Copy each line that contains the word "removed".

start SUPPLIED RECORDS

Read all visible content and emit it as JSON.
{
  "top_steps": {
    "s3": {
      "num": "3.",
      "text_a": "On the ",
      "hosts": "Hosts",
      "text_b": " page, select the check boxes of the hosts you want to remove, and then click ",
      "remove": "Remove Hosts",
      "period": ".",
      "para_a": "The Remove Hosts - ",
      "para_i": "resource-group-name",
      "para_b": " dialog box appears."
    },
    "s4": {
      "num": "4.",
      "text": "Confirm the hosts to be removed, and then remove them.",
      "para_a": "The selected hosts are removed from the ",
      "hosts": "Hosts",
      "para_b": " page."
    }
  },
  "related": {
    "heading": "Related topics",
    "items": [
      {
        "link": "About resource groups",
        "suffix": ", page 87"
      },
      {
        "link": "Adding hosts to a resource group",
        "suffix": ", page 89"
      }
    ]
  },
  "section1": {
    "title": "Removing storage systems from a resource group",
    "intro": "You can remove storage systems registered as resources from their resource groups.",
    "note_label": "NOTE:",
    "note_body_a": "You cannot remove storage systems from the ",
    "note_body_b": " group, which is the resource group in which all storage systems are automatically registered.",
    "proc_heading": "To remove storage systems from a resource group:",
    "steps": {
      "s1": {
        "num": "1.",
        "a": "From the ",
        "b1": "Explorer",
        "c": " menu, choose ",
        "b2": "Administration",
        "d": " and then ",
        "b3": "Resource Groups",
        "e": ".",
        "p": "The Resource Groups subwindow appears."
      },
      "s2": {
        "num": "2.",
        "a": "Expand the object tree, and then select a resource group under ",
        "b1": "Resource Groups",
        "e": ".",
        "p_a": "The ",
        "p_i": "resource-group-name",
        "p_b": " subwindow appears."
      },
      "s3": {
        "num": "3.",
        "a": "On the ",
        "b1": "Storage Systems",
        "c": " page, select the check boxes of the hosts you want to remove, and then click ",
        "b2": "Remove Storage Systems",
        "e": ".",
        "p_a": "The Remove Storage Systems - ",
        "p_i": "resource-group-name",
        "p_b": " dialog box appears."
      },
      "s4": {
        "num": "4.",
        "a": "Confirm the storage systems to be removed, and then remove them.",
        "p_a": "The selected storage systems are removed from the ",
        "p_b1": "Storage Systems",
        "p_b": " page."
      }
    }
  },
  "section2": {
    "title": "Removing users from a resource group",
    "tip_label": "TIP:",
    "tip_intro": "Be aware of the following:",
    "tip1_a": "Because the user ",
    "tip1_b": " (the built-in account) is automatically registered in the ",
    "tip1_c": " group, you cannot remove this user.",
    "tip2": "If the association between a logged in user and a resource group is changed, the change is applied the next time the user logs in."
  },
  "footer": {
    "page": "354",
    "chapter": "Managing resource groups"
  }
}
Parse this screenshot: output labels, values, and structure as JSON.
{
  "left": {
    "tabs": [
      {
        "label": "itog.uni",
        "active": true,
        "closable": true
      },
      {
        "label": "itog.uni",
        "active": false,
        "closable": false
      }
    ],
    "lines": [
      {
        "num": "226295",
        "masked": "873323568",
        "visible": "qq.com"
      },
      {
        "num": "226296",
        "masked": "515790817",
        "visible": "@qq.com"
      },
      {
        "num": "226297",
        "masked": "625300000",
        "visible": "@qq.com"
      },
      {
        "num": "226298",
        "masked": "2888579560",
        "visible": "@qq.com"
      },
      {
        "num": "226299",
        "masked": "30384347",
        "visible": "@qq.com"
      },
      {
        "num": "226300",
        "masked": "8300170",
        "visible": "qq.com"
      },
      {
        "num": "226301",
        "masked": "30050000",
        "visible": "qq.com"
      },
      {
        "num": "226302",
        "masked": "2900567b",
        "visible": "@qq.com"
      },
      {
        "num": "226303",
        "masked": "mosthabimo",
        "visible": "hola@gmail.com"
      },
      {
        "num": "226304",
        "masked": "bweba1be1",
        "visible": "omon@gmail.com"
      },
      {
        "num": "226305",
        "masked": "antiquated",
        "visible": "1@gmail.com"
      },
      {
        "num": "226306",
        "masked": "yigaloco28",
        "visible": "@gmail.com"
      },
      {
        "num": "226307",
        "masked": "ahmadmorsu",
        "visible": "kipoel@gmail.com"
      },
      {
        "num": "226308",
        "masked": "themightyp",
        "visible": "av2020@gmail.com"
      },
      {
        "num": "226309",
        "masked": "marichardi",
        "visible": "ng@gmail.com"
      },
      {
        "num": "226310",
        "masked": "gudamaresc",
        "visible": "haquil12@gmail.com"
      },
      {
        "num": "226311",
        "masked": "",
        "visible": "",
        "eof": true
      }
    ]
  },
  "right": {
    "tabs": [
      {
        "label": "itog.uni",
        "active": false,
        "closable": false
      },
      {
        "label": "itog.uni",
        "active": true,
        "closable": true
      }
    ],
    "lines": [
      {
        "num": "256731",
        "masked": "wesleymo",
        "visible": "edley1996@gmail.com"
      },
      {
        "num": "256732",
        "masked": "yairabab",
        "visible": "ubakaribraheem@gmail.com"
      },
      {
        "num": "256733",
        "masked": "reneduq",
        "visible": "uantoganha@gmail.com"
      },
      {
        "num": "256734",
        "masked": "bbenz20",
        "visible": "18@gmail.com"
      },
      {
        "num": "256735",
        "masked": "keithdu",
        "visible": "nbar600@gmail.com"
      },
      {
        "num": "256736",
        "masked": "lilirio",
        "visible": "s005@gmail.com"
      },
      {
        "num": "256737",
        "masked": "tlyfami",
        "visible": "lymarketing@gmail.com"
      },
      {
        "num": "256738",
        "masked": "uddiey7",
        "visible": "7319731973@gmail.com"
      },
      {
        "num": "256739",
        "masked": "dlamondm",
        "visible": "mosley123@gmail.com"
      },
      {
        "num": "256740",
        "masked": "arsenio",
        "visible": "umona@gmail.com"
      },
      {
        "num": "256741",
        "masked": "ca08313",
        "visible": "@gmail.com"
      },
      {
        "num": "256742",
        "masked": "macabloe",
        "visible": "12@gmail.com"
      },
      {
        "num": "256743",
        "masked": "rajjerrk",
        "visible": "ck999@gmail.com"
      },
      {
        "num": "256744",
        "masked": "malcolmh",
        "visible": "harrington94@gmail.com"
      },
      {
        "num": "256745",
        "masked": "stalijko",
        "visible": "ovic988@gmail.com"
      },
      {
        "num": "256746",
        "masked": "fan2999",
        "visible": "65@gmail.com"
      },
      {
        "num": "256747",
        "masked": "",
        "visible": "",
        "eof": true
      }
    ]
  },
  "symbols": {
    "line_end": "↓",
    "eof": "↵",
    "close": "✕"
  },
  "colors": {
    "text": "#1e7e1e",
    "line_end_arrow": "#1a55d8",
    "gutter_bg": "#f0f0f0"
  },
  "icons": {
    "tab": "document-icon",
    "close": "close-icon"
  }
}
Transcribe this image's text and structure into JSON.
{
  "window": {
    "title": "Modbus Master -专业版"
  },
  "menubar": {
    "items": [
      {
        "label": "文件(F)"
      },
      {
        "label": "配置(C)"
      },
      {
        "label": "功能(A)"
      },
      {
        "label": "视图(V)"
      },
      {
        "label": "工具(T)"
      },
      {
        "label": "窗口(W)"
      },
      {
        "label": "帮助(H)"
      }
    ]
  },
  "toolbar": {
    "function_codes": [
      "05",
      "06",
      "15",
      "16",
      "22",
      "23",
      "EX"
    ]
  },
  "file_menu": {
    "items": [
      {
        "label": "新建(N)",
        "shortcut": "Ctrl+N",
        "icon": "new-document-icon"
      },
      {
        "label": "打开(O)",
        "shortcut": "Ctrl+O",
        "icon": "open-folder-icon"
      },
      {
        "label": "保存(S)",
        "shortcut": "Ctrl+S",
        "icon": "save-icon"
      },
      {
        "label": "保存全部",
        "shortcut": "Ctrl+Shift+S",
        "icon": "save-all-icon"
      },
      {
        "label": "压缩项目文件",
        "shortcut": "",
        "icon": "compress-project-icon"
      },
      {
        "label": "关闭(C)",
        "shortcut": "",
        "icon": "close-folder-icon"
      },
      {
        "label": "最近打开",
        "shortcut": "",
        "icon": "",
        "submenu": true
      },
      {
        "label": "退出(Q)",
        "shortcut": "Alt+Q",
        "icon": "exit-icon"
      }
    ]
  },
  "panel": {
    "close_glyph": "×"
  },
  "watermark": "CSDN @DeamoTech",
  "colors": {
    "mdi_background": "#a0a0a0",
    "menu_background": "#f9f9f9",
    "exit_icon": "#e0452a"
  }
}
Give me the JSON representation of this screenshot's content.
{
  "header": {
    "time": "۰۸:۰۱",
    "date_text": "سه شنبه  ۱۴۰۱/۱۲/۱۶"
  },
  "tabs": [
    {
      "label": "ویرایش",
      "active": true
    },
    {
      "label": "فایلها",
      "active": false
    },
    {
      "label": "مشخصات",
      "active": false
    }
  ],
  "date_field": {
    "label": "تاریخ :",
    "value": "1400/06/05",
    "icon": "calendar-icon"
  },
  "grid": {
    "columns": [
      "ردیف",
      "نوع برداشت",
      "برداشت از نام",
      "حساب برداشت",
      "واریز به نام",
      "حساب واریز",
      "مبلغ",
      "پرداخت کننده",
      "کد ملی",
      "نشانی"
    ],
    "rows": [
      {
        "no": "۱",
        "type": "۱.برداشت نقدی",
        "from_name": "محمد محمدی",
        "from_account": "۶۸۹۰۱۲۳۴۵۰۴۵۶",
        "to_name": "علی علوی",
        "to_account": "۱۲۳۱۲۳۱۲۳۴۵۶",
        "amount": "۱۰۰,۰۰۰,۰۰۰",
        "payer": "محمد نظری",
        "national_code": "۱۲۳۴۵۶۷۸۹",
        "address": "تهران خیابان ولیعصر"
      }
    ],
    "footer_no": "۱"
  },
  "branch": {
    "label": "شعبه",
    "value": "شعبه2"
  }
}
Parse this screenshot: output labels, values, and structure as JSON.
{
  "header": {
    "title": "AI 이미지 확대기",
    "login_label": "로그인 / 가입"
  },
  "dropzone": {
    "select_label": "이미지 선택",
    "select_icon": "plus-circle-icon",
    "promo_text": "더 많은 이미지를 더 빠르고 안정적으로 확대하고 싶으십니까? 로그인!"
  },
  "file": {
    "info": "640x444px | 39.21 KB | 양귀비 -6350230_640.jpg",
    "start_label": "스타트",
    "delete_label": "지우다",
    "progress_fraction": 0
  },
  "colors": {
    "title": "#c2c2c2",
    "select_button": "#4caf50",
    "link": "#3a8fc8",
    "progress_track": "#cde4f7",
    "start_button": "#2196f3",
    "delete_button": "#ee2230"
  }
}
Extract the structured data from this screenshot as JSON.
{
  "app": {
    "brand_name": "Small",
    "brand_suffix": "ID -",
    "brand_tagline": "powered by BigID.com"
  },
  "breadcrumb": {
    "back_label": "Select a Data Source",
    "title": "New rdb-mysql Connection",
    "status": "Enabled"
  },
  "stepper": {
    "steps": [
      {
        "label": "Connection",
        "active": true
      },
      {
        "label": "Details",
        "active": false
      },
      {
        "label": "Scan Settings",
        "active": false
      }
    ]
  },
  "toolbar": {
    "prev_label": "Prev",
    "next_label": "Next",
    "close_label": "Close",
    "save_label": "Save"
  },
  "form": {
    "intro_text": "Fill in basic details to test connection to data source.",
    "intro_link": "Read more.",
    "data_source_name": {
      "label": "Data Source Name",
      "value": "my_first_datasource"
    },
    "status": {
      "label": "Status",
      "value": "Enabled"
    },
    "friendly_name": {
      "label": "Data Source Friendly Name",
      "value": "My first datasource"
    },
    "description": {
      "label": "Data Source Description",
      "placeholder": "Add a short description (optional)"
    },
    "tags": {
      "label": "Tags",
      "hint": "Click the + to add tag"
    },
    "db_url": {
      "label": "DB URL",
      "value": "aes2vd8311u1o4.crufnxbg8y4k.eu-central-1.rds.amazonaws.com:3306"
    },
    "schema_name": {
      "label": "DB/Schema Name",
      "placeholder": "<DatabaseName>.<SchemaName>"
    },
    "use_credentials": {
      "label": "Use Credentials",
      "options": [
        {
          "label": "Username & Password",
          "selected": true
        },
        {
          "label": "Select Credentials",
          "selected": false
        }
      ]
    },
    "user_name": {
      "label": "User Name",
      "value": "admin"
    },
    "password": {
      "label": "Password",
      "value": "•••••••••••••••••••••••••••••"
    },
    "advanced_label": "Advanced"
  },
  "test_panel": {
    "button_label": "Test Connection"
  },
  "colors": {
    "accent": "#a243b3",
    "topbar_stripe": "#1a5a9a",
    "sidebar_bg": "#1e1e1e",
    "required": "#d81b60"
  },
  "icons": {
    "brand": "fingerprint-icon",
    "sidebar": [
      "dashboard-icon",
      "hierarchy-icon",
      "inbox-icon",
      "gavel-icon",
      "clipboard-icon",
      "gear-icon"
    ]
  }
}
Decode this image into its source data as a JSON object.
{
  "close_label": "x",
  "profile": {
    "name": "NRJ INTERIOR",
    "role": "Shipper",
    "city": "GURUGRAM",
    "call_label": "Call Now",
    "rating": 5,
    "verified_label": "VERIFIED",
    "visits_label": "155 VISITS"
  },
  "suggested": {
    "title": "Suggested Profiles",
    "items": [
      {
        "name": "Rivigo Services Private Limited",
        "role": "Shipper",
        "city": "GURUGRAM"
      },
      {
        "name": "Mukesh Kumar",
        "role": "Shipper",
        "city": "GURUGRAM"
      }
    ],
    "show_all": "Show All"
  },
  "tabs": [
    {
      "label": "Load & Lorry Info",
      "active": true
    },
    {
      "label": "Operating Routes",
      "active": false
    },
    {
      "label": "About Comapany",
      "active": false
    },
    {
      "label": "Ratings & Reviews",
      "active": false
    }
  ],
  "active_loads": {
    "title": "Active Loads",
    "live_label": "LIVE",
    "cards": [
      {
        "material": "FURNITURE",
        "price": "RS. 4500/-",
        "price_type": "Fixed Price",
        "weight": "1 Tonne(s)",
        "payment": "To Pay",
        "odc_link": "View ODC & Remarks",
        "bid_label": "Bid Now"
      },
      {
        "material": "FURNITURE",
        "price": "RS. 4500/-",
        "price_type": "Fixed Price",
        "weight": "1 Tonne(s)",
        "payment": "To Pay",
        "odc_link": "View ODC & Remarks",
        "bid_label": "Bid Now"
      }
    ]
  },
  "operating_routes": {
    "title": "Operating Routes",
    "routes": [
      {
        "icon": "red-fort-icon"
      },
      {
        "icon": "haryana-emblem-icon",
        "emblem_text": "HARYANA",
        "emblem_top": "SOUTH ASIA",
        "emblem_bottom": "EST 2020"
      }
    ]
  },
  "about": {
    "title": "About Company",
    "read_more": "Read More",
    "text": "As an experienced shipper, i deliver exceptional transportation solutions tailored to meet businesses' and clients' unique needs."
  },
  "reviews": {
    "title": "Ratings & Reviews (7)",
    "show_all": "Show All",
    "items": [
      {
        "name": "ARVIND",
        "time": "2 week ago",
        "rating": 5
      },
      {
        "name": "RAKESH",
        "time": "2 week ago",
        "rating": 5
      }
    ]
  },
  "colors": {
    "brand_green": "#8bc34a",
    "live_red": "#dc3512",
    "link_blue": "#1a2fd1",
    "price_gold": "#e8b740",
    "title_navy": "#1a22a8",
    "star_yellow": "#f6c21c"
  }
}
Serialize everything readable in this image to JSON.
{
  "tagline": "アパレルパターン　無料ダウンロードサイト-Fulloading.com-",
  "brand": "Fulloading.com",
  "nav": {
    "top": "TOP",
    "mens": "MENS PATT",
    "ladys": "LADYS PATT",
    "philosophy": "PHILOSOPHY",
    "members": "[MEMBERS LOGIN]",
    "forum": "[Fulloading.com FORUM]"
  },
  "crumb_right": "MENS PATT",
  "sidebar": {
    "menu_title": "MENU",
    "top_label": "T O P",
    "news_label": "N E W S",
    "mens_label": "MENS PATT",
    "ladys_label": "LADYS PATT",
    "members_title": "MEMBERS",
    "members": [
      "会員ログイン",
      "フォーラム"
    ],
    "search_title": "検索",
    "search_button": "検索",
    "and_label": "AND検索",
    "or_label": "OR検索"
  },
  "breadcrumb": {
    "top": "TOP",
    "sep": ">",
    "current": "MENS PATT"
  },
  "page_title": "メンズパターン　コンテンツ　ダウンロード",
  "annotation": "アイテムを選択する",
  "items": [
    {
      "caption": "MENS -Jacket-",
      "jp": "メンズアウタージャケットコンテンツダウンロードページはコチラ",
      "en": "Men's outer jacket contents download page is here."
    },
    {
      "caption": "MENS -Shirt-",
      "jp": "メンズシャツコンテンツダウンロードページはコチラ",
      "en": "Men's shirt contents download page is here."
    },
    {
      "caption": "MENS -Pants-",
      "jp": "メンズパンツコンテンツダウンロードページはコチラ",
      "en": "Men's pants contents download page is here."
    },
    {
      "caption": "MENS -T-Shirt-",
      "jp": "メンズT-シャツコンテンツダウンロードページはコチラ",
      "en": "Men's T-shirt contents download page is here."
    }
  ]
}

end SUPPLIED RECORDS

RESULT BELOW
      "text": "Confirm the hosts to be removed, and then remove them.",
      "para_a": "The selected hosts are removed from the ",
        "a": "Confirm the storage systems to be removed, and then remove them.",
        "p_a": "The selected storage systems are removed from the ",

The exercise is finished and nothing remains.